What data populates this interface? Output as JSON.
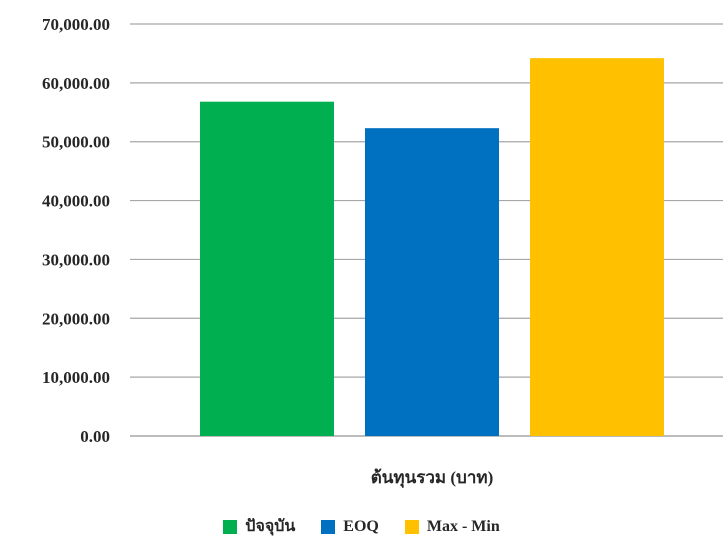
{
  "chart_data": {
    "type": "bar",
    "categories": [
      "ต้นทุนรวม (บาท)"
    ],
    "series": [
      {
        "name": "ปัจจุบัน",
        "values": [
          56800
        ],
        "color": "#00B050"
      },
      {
        "name": "EOQ",
        "values": [
          52300
        ],
        "color": "#0070C0"
      },
      {
        "name": "Max - Min",
        "values": [
          64200
        ],
        "color": "#FFC000"
      }
    ],
    "ylim": [
      0,
      70000
    ],
    "y_ticks": [
      "0.00",
      "10,000.00",
      "20,000.00",
      "30,000.00",
      "40,000.00",
      "50,000.00",
      "60,000.00",
      "70,000.00"
    ],
    "grid": true,
    "legend_position": "bottom",
    "gridline_color": "#A6A6A6"
  }
}
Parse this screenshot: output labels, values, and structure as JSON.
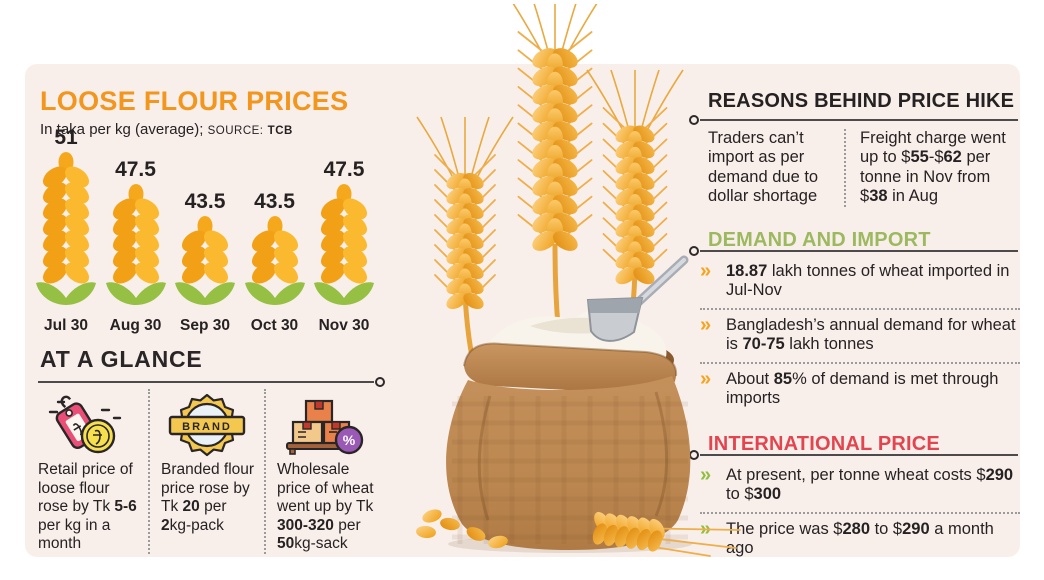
{
  "colors": {
    "panel_bg": "#F9EFEA",
    "title_orange": "#F3961E",
    "text_dark": "#262223",
    "green_header": "#9CB95F",
    "red_header": "#E2454F",
    "bullet_orange": "#F5A41C",
    "bullet_green": "#8FBF3F",
    "wheat_gold": "#F5A81C",
    "leaf_green": "#95C044"
  },
  "glyphs": {
    "chevron_bullet": "»"
  },
  "chart": {
    "title": "LOOSE FLOUR PRICES",
    "subtitle_prefix": "In taka per kg (average); ",
    "source_label": "SOURCE:",
    "source_value": "TCB"
  },
  "chart_data": {
    "type": "bar",
    "categories": [
      "Jul 30",
      "Aug 30",
      "Sep 30",
      "Oct 30",
      "Nov 30"
    ],
    "values": [
      51,
      47.5,
      43.5,
      43.5,
      47.5
    ],
    "title": "LOOSE FLOUR PRICES",
    "xlabel": "",
    "ylabel": "Taka per kg (average)",
    "source": "TCB",
    "bar_style": "wheat-stalk pictogram, height proportional to value",
    "value_labels_shown": true,
    "legend": "none",
    "grid": false
  },
  "at_a_glance": {
    "title": "AT A GLANCE",
    "items": [
      {
        "icon": "taka-price-tag-coin-icon",
        "segments": [
          {
            "t": "Retail price of loose flour rose by Tk "
          },
          {
            "t": "5-6",
            "b": true
          },
          {
            "t": " per kg in a month"
          }
        ]
      },
      {
        "icon": "brand-badge-icon",
        "badge_label": "BRAND",
        "segments": [
          {
            "t": "Branded flour price rose by Tk "
          },
          {
            "t": "20",
            "b": true
          },
          {
            "t": " per "
          },
          {
            "t": "2",
            "b": true
          },
          {
            "t": "kg-pack"
          }
        ]
      },
      {
        "icon": "boxes-percent-icon",
        "percent_label": "%",
        "segments": [
          {
            "t": "Wholesale price of wheat went up by Tk "
          },
          {
            "t": "300-320",
            "b": true
          },
          {
            "t": " per "
          },
          {
            "t": "50",
            "b": true
          },
          {
            "t": "kg-sack"
          }
        ]
      }
    ]
  },
  "reasons": {
    "title": "REASONS BEHIND PRICE HIKE",
    "columns": [
      {
        "segments": [
          {
            "t": "Traders can’t import as per demand due to dollar shortage"
          }
        ]
      },
      {
        "segments": [
          {
            "t": "Freight charge went up to $"
          },
          {
            "t": "55",
            "b": true
          },
          {
            "t": "-$"
          },
          {
            "t": "62",
            "b": true
          },
          {
            "t": " per tonne in Nov from $"
          },
          {
            "t": "38",
            "b": true
          },
          {
            "t": " in Aug"
          }
        ]
      }
    ]
  },
  "demand": {
    "title": "DEMAND AND IMPORT",
    "bullets": [
      {
        "segments": [
          {
            "t": "18.87",
            "b": true
          },
          {
            "t": " lakh tonnes of wheat imported in Jul-Nov"
          }
        ]
      },
      {
        "segments": [
          {
            "t": "Bangladesh’s annual demand for wheat is "
          },
          {
            "t": "70-75",
            "b": true
          },
          {
            "t": " lakh tonnes"
          }
        ]
      },
      {
        "segments": [
          {
            "t": "About "
          },
          {
            "t": "85",
            "b": true
          },
          {
            "t": "% of demand is met through imports"
          }
        ]
      }
    ]
  },
  "international": {
    "title": "INTERNATIONAL PRICE",
    "bullets": [
      {
        "segments": [
          {
            "t": "At present, per tonne wheat costs $"
          },
          {
            "t": "290",
            "b": true
          },
          {
            "t": " to $"
          },
          {
            "t": "300",
            "b": true
          }
        ]
      },
      {
        "segments": [
          {
            "t": "The price was $"
          },
          {
            "t": "280",
            "b": true
          },
          {
            "t": " to $"
          },
          {
            "t": "290",
            "b": true
          },
          {
            "t": " a month ago"
          }
        ]
      }
    ]
  }
}
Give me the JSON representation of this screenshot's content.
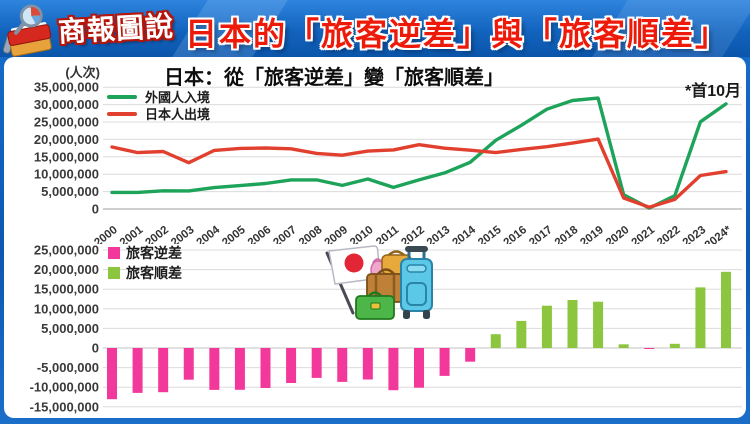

▸ WRITTEN REQUEST
Check each line in the records for the word "tonnes" and say how many have it, with nothing else.

▸ EXERCISE RESULT
2